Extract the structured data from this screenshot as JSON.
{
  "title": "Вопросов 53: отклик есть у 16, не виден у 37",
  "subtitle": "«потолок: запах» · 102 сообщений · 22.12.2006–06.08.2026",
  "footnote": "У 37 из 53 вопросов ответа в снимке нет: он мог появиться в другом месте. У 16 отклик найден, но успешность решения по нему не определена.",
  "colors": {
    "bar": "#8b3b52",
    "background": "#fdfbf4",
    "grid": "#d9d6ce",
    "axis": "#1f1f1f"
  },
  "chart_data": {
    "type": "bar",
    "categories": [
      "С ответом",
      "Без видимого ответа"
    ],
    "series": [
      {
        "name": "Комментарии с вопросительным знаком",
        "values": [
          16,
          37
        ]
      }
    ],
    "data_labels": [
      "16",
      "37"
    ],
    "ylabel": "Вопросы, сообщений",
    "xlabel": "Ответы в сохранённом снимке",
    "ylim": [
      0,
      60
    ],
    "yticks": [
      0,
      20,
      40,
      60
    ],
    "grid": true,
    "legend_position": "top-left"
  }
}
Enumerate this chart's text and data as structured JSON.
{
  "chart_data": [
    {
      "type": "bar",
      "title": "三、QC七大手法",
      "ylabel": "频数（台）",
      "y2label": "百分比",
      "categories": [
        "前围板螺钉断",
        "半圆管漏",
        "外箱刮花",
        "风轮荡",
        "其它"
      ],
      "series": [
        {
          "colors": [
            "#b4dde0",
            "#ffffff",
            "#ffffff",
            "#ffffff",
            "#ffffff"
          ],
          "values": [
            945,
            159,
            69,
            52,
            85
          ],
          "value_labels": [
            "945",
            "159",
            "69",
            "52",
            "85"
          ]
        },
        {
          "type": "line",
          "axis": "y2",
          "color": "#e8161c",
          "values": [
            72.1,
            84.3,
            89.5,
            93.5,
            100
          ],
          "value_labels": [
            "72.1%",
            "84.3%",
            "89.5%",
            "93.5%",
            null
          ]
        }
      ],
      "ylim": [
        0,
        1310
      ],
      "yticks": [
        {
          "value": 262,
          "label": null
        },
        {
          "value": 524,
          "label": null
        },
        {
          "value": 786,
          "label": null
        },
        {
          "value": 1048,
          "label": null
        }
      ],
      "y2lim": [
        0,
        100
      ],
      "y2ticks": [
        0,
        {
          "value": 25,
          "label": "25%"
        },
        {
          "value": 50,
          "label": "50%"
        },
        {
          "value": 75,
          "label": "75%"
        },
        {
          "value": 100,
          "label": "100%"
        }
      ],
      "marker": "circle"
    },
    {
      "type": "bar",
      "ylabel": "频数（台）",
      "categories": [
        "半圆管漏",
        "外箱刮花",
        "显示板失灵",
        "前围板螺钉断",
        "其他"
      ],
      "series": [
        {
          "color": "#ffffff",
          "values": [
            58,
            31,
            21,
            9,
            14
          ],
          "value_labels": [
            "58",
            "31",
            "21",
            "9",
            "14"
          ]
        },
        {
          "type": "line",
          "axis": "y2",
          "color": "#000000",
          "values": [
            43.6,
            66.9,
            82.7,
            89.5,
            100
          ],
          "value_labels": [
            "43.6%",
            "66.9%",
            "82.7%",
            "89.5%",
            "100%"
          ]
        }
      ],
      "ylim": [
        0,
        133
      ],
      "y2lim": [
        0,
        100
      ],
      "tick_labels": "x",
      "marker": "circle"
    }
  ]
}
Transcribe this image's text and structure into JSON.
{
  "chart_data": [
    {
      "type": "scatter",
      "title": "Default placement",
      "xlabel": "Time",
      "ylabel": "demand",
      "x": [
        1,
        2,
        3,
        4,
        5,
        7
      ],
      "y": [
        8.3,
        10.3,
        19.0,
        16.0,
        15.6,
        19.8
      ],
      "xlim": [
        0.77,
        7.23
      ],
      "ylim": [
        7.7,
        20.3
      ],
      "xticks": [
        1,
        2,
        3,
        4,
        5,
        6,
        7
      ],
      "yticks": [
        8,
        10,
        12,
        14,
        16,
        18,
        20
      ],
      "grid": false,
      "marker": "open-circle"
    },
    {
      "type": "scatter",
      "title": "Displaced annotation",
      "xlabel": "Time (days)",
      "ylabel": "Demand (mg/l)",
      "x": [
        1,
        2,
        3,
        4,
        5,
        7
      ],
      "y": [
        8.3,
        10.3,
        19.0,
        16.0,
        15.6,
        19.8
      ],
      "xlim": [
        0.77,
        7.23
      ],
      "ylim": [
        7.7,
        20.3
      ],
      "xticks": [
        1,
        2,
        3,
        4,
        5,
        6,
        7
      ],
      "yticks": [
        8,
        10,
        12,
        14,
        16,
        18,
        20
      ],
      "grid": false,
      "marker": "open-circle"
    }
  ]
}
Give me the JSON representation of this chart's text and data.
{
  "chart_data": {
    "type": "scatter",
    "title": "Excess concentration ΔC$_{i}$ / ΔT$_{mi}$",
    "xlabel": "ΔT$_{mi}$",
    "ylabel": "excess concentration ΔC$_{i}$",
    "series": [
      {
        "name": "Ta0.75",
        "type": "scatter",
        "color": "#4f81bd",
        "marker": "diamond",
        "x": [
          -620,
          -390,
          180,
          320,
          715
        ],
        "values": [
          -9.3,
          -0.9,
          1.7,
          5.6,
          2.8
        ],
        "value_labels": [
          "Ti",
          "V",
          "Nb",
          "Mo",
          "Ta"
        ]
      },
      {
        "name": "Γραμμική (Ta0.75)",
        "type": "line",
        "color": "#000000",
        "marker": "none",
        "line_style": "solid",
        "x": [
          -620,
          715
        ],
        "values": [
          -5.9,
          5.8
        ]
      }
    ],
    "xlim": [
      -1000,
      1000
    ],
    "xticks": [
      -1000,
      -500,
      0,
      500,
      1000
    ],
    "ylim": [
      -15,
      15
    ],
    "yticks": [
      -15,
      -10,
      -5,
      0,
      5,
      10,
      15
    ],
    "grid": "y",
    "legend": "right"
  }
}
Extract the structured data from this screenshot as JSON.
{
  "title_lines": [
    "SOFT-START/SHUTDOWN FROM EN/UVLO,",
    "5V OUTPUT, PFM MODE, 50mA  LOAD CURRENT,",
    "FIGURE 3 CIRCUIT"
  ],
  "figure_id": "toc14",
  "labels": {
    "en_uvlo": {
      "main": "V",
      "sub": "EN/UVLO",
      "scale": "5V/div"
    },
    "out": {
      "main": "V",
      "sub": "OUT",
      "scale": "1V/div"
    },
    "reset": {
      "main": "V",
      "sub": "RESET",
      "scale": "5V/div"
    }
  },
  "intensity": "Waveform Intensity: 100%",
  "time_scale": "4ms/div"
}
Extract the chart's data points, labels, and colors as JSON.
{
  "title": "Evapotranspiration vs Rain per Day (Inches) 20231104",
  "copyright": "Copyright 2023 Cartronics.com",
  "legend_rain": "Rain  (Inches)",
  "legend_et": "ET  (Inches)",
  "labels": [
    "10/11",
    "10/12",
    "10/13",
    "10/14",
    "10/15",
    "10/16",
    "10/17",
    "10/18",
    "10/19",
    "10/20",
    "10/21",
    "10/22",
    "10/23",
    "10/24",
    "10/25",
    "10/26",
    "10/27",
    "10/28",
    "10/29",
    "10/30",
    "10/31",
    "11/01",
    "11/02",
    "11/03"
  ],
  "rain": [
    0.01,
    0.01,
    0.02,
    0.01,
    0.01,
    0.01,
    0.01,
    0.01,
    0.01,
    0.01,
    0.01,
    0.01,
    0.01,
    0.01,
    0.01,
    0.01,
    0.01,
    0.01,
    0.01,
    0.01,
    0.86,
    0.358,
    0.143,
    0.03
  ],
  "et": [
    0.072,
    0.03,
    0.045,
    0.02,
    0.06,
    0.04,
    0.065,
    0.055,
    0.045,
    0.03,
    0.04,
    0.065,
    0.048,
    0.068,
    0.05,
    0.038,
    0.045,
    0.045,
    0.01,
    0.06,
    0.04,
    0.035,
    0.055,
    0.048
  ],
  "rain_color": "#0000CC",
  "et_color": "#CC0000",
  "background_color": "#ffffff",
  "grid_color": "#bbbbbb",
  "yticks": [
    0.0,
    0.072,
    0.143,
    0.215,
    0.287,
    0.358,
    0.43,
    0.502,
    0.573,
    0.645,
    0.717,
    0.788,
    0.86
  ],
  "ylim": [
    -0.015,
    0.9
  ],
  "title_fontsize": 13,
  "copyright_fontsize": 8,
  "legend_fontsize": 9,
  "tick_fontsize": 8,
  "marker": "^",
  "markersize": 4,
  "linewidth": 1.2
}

What is expected: Where a line in the material above holds "scatter", copy that line.

Solution for this task:
      "type": "scatter",
      "type": "scatter",
    "type": "scatter",
        "type": "scatter",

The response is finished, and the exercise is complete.